>> Start INFORMATION SUPPLIED

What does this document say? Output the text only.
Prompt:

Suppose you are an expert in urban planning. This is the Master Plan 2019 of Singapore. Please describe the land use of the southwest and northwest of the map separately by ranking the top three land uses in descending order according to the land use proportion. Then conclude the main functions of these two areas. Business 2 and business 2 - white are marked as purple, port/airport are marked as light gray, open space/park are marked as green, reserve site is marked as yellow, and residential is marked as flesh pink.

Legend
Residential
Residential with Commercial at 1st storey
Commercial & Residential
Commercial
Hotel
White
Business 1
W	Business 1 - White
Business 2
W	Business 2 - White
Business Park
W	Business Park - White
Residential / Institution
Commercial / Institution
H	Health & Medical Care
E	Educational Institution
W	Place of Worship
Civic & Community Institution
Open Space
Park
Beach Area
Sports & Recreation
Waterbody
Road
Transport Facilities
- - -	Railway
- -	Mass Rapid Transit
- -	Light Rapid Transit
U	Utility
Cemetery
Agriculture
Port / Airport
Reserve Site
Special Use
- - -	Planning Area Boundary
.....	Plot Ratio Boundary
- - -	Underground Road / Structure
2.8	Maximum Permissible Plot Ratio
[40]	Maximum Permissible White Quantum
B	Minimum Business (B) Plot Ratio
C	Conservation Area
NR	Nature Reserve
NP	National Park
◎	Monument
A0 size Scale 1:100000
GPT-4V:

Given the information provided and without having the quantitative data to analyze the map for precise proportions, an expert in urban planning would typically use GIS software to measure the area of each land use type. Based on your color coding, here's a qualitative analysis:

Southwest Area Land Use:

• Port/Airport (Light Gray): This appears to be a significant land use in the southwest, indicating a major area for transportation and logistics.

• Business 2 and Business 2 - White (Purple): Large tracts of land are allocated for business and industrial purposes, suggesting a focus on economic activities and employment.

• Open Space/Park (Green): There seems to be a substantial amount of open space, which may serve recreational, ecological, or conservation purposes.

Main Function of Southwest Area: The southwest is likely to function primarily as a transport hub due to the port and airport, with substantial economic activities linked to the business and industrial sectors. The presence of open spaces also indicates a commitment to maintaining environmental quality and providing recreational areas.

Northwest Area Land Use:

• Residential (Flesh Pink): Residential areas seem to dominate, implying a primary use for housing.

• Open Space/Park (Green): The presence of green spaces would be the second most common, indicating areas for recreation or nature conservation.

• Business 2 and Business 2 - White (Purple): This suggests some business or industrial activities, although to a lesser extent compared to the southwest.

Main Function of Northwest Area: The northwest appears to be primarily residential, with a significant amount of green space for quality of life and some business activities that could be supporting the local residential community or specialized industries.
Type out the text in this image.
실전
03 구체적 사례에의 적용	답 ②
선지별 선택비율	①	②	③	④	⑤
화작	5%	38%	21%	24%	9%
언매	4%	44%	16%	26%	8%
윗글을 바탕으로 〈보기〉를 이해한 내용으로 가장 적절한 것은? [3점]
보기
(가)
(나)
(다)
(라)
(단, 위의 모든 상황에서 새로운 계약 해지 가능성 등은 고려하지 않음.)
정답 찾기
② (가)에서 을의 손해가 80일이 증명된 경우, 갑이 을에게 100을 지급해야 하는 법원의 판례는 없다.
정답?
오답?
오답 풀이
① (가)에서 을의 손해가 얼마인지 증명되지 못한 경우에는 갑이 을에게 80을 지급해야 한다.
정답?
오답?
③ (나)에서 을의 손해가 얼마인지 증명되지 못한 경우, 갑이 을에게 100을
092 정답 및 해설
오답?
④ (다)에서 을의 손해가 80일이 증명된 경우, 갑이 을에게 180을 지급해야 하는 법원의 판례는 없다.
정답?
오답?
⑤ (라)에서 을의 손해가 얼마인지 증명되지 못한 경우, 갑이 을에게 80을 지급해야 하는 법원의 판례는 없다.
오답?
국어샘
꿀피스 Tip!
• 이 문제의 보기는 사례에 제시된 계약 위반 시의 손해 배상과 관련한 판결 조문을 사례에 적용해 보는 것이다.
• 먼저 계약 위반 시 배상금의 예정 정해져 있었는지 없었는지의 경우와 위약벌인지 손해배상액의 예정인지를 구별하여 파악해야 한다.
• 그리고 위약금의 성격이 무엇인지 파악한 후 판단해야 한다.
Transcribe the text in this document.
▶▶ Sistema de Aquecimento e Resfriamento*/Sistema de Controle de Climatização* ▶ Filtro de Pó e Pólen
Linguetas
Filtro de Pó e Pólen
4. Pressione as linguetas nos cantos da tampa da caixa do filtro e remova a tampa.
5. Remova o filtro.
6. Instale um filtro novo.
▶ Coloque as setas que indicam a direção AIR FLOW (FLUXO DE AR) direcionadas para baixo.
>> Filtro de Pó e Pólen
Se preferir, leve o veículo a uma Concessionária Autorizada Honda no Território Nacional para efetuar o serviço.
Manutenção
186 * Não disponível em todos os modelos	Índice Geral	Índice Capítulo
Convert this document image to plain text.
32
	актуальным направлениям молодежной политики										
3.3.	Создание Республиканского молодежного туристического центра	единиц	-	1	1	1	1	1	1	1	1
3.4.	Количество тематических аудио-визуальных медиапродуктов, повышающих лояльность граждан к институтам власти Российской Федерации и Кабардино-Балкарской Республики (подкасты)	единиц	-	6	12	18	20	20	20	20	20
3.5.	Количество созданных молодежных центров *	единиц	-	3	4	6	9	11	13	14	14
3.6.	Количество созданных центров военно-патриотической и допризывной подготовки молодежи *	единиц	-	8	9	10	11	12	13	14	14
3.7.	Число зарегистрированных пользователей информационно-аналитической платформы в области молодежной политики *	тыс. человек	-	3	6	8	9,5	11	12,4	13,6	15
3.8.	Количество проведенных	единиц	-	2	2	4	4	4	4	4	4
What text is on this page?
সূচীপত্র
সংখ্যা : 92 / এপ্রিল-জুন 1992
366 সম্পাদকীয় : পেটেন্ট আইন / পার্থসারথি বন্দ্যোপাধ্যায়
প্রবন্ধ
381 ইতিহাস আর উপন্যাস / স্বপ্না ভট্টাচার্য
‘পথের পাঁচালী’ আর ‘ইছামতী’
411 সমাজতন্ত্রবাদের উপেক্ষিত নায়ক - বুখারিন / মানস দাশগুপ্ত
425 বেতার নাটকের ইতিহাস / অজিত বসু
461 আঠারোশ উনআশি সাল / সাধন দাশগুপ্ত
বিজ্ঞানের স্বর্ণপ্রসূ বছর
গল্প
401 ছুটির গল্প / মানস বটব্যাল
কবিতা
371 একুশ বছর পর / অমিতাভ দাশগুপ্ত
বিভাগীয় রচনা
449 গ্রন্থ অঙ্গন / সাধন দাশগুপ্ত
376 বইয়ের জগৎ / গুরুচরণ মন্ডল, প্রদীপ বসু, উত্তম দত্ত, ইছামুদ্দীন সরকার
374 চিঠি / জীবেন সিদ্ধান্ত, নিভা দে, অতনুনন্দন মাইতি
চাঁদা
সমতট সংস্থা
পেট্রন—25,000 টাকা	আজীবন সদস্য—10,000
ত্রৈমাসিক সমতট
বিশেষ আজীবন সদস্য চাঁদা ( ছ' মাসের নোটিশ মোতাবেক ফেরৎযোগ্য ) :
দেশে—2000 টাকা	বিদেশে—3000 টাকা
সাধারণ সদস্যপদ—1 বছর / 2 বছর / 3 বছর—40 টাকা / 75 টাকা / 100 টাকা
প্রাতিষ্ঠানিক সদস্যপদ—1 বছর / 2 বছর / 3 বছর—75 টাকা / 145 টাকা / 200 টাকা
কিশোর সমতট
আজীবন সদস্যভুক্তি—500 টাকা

>> End INFORMATION SUPPLIED

CHALLENGE: Copy each line of the records containing the string "центров".

ANSWER TO THIS TASK:
3.5.	Количество созданных молодежных центров *	единиц	-	3	4	6	9	11	13	14	14
3.6.	Количество созданных центров военно-патриотической и допризывной подготовки молодежи *	единиц	-	8	9	10	11	12	13	14	14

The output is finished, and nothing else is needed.